TASK TO CARRY OUT
Copy out each line containing "input" from the entries below.

SUPPLIED DATA
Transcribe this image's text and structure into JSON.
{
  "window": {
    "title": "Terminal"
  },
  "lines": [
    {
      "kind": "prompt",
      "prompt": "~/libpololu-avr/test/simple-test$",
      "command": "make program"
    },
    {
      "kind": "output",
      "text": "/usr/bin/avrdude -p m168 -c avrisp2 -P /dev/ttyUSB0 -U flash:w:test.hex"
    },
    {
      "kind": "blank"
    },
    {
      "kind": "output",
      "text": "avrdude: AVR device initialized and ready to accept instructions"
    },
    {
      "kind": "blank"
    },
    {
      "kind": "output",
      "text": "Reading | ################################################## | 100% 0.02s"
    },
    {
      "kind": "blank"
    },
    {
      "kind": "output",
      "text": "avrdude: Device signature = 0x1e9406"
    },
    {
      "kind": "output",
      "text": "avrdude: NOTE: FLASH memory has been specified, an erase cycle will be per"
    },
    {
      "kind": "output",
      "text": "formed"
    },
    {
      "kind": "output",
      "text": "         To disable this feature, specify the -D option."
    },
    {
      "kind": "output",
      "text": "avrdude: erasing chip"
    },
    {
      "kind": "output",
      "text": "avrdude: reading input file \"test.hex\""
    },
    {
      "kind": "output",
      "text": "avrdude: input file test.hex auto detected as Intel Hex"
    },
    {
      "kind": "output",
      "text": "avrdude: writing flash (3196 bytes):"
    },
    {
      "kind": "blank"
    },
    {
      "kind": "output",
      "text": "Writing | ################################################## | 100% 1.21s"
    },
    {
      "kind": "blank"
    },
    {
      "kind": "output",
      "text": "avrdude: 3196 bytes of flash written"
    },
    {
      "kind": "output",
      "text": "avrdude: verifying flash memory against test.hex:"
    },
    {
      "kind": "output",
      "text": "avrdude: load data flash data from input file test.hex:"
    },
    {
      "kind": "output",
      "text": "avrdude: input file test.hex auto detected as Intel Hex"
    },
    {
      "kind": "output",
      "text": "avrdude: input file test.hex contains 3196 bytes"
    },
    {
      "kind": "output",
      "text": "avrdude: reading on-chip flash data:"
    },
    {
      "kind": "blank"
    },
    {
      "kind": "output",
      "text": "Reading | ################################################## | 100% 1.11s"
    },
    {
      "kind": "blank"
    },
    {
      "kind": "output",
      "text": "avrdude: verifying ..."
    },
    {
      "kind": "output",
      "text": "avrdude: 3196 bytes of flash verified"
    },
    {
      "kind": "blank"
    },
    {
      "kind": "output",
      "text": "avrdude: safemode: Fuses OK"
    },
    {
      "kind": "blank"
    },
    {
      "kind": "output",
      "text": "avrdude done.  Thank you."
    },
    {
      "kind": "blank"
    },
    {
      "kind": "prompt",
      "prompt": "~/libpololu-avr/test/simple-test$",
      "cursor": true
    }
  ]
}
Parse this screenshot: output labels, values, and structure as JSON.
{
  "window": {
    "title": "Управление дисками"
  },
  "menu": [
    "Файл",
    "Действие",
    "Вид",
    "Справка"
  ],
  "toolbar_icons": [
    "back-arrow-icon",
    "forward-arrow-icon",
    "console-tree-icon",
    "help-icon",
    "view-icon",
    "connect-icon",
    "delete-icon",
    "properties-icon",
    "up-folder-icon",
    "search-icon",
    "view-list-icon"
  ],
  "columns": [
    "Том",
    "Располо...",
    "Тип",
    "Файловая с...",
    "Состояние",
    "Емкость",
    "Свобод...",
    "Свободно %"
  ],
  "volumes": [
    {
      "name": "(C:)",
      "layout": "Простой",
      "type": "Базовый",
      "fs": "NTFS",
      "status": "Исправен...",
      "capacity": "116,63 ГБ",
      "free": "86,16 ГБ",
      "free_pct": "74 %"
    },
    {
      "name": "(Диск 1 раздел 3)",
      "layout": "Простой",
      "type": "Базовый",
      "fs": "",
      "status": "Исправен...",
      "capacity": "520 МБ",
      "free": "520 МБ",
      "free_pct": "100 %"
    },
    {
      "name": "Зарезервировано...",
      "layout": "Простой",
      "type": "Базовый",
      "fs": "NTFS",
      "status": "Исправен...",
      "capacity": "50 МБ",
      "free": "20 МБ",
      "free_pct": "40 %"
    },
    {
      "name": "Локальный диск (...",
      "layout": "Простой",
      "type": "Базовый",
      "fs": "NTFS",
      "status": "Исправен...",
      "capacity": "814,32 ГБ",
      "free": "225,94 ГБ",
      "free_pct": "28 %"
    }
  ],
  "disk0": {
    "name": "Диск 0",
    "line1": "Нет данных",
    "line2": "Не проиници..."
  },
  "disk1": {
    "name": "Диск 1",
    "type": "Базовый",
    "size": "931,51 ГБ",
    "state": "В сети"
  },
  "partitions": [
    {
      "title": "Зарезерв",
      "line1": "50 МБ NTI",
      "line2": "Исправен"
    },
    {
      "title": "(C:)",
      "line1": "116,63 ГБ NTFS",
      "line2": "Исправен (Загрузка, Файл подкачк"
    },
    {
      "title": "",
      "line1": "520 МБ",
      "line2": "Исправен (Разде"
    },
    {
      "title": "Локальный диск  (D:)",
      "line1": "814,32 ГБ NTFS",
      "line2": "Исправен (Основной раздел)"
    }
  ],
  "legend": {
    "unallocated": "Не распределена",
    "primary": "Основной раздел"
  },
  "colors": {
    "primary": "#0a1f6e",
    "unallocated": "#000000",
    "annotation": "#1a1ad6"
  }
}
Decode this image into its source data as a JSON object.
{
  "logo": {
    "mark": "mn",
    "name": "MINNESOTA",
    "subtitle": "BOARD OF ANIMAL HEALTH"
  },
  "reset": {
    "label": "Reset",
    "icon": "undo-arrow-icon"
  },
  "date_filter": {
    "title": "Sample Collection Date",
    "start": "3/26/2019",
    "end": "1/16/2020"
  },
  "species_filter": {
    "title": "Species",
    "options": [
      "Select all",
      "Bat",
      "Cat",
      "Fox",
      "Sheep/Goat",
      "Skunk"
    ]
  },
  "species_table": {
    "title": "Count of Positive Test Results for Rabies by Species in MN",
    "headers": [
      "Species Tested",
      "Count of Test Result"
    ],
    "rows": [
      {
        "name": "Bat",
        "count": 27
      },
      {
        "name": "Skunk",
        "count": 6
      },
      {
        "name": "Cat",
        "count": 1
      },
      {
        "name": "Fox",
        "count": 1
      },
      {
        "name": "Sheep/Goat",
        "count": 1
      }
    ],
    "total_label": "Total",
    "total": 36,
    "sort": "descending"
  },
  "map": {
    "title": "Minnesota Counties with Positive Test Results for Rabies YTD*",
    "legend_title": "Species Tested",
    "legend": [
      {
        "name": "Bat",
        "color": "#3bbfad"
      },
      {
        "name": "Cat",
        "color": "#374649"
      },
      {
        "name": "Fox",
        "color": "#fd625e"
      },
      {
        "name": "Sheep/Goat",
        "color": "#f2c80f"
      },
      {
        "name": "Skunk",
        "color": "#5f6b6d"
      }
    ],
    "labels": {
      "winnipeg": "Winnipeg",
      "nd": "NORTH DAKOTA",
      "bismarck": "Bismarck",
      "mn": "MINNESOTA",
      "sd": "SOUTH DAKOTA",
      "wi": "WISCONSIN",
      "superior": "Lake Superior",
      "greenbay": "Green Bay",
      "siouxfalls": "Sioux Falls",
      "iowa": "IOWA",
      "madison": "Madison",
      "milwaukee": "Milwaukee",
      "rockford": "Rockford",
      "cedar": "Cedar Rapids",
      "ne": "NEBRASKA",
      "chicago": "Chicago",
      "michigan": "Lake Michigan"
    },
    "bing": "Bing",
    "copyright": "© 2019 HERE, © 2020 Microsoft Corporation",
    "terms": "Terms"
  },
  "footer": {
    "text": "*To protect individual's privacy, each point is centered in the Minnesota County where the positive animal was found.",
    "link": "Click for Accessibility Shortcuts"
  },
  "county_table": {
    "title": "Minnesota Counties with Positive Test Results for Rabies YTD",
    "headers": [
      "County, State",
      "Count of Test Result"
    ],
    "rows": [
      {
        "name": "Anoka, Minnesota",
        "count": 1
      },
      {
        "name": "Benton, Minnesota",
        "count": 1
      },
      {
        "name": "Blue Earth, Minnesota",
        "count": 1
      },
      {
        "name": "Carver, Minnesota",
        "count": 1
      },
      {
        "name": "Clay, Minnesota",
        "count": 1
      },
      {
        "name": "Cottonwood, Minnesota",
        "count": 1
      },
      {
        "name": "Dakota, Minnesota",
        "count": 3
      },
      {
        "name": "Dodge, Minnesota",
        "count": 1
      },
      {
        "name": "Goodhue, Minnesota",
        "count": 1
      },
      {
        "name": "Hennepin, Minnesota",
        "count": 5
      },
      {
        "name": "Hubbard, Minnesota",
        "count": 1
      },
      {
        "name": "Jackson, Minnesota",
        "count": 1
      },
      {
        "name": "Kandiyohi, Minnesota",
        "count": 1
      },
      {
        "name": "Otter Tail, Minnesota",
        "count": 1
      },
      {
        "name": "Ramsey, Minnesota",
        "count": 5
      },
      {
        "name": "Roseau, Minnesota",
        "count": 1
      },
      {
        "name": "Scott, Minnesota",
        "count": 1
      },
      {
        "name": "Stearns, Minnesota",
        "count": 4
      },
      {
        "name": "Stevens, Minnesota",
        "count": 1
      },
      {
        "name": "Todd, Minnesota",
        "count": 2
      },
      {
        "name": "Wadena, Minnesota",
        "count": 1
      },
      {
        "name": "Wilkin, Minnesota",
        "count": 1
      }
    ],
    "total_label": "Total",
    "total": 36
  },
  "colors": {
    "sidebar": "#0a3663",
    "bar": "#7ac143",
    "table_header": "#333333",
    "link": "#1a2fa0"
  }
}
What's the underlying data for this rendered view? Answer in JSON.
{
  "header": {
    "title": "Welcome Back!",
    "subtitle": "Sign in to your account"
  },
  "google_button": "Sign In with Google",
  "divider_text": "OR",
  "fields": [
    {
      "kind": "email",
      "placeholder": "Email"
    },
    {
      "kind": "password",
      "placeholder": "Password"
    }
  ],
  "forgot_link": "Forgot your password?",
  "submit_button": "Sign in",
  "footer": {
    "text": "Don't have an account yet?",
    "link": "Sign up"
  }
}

REPLY TO THE EXERCISE
      "text": "avrdude: reading input file \"test.hex\""
      "text": "avrdude: input file test.hex auto detected as Intel Hex"
      "text": "avrdude: load data flash data from input file test.hex:"
      "text": "avrdude: input file test.hex auto detected as Intel Hex"
      "text": "avrdude: input file test.hex contains 3196 bytes"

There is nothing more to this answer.